Data entries for graphics:

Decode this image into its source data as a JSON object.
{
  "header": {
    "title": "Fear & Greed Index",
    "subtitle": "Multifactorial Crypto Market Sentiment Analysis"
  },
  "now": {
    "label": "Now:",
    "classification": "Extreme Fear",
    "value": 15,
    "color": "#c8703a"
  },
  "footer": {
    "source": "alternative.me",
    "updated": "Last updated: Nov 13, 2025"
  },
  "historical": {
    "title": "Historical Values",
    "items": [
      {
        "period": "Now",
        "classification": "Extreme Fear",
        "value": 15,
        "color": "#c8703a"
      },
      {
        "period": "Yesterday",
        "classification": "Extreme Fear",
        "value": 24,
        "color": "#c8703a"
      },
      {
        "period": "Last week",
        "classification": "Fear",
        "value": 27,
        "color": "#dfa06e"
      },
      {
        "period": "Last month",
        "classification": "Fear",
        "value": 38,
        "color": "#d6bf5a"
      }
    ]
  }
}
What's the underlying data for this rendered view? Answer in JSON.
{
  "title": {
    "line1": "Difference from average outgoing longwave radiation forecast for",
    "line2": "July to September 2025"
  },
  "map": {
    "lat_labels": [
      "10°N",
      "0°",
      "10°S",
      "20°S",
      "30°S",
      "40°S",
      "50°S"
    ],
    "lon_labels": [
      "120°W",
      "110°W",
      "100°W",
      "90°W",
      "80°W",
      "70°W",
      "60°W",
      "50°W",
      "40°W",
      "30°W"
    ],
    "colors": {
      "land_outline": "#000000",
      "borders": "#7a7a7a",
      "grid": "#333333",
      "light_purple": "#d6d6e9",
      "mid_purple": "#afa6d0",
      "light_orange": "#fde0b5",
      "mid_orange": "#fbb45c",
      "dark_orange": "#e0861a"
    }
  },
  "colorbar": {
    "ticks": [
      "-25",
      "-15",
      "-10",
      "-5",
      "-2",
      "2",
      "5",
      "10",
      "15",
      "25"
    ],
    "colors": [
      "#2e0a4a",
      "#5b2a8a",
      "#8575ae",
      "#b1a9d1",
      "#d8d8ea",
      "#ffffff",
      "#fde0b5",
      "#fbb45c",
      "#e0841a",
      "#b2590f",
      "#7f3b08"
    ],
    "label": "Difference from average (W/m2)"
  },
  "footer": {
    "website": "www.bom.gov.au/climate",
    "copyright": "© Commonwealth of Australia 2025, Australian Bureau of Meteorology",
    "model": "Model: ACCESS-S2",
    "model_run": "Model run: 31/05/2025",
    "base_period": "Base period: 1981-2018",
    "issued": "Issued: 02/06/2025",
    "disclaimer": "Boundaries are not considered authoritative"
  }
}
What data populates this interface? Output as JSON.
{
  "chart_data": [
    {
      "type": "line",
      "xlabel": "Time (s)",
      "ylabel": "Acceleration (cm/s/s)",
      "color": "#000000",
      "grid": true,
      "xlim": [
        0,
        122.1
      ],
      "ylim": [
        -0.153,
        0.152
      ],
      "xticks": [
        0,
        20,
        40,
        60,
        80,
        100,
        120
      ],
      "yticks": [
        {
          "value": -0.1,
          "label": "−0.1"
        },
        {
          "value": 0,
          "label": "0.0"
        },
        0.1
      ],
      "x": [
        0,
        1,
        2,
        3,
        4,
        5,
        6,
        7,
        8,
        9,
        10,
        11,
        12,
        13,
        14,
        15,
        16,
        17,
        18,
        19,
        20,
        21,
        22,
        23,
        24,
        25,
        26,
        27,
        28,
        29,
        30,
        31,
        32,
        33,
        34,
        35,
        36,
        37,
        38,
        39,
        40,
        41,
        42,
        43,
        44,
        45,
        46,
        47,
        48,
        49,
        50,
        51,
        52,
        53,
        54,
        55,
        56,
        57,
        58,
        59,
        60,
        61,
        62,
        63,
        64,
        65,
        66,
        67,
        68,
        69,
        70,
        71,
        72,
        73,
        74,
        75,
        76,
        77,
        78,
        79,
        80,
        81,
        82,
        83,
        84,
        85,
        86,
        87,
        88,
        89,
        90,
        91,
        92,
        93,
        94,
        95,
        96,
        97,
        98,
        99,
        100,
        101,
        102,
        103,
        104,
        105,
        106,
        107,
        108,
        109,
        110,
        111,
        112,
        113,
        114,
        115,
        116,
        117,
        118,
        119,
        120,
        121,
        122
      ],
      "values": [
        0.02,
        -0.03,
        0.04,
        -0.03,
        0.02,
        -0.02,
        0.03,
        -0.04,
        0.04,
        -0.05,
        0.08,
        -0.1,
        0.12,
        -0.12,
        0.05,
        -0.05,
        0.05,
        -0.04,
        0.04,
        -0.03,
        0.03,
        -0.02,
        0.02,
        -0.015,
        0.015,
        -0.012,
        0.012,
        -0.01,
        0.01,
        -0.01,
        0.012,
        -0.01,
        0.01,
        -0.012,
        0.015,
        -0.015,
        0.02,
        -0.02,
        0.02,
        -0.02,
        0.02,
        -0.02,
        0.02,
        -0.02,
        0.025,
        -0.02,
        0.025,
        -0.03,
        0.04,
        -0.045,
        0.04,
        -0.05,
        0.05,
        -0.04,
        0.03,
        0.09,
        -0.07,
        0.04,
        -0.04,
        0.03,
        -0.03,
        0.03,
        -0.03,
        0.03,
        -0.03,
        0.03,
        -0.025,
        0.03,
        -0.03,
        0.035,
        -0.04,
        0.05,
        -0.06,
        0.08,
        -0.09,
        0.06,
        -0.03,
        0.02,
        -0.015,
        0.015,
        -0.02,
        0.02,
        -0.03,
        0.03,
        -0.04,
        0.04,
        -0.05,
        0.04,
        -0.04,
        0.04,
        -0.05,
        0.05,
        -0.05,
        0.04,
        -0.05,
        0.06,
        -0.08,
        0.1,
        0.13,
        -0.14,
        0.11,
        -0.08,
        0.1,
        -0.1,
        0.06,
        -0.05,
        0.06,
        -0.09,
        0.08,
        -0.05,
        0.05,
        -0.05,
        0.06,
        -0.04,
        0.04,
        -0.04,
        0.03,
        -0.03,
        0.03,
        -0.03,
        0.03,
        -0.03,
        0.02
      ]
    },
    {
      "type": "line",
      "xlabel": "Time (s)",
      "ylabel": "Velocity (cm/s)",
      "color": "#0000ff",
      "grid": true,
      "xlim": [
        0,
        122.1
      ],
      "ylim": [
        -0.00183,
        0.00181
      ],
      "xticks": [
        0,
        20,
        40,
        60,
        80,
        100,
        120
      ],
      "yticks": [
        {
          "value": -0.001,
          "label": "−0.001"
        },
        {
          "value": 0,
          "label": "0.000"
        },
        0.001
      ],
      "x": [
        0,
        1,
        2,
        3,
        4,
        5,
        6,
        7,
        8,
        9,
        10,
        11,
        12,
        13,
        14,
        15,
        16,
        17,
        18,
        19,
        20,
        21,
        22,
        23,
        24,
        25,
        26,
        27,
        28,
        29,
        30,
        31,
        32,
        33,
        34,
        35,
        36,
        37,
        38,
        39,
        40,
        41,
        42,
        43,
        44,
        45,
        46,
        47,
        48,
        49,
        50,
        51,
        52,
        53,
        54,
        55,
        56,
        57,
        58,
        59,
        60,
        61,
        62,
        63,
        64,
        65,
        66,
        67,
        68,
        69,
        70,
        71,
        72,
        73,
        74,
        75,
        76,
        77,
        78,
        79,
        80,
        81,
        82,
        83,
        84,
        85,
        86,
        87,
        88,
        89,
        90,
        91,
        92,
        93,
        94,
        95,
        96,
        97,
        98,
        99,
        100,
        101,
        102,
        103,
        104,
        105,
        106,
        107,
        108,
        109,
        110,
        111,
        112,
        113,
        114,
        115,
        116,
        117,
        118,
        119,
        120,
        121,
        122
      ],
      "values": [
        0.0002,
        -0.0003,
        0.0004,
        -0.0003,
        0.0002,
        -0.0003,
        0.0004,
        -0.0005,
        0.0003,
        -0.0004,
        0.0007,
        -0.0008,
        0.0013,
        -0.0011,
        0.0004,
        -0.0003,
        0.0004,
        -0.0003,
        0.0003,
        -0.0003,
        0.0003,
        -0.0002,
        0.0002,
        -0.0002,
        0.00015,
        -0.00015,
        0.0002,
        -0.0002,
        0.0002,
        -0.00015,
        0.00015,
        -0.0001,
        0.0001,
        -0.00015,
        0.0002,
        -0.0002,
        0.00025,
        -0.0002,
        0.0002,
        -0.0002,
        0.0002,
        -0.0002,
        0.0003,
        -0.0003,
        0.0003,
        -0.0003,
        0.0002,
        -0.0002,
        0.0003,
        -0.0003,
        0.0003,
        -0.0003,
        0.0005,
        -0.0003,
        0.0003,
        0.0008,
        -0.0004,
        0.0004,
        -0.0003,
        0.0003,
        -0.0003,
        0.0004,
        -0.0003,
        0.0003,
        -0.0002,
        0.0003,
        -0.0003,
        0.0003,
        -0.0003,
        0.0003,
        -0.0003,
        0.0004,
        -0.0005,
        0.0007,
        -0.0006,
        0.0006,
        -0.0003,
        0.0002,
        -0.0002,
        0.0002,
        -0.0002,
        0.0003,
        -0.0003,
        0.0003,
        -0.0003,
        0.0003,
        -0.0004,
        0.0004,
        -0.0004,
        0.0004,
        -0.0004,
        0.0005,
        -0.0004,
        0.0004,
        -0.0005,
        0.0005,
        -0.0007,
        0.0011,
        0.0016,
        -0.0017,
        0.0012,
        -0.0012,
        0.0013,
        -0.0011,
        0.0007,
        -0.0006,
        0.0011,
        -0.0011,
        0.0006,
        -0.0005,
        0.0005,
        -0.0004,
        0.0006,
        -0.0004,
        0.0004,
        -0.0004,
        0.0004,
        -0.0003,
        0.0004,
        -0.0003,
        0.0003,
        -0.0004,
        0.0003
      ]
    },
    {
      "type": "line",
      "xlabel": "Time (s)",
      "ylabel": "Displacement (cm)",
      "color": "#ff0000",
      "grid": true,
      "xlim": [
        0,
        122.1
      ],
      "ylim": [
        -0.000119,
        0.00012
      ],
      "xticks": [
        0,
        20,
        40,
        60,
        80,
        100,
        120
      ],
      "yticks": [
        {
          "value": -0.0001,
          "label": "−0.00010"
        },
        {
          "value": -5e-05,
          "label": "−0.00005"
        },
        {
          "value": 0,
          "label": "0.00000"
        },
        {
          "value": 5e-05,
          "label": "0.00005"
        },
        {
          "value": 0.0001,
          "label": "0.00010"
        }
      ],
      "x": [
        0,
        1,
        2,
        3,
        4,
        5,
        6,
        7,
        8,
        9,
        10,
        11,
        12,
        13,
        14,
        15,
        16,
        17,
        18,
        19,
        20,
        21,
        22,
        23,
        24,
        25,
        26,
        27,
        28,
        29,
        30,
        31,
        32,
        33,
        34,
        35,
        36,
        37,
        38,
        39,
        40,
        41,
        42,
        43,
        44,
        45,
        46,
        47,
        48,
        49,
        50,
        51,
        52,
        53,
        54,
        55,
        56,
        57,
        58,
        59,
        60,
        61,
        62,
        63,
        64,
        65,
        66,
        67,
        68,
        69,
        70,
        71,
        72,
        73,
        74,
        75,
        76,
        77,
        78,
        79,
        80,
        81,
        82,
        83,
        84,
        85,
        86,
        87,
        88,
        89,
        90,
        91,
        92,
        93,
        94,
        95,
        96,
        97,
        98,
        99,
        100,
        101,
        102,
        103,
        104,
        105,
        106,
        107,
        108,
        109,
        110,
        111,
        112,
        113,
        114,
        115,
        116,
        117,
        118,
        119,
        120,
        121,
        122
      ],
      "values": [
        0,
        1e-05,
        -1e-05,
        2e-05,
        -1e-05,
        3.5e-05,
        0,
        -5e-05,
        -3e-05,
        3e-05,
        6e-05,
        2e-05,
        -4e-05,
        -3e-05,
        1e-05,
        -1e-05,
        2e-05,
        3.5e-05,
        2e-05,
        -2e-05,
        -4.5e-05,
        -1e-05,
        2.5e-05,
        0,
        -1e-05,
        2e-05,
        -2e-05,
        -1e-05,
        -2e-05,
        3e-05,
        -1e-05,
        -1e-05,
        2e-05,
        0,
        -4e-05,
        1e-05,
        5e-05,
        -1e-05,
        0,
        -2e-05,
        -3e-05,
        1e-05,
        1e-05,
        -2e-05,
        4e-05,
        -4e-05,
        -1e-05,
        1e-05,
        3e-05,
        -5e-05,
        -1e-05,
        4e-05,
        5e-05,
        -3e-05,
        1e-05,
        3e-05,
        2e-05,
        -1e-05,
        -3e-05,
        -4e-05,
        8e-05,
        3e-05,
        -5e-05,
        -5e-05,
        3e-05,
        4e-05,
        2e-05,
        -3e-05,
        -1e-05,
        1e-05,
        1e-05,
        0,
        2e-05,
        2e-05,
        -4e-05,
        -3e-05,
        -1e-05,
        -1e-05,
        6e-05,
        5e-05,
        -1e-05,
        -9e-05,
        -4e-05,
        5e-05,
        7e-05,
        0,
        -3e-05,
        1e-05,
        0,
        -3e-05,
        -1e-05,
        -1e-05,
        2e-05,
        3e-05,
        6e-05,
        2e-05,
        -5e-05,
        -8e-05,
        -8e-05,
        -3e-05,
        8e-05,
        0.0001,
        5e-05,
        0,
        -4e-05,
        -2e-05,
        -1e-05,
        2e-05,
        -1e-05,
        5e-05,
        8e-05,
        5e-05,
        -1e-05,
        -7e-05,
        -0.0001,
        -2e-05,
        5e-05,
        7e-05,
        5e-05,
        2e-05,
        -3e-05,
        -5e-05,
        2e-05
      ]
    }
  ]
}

▶ PROBLEM TO WORK ON
Where a line contains the string "average", extract that line.

▶ TASK RESPONSE
    "line1": "Difference from average outgoing longwave radiation forecast for",
    "label": "Difference from average (W/m2)"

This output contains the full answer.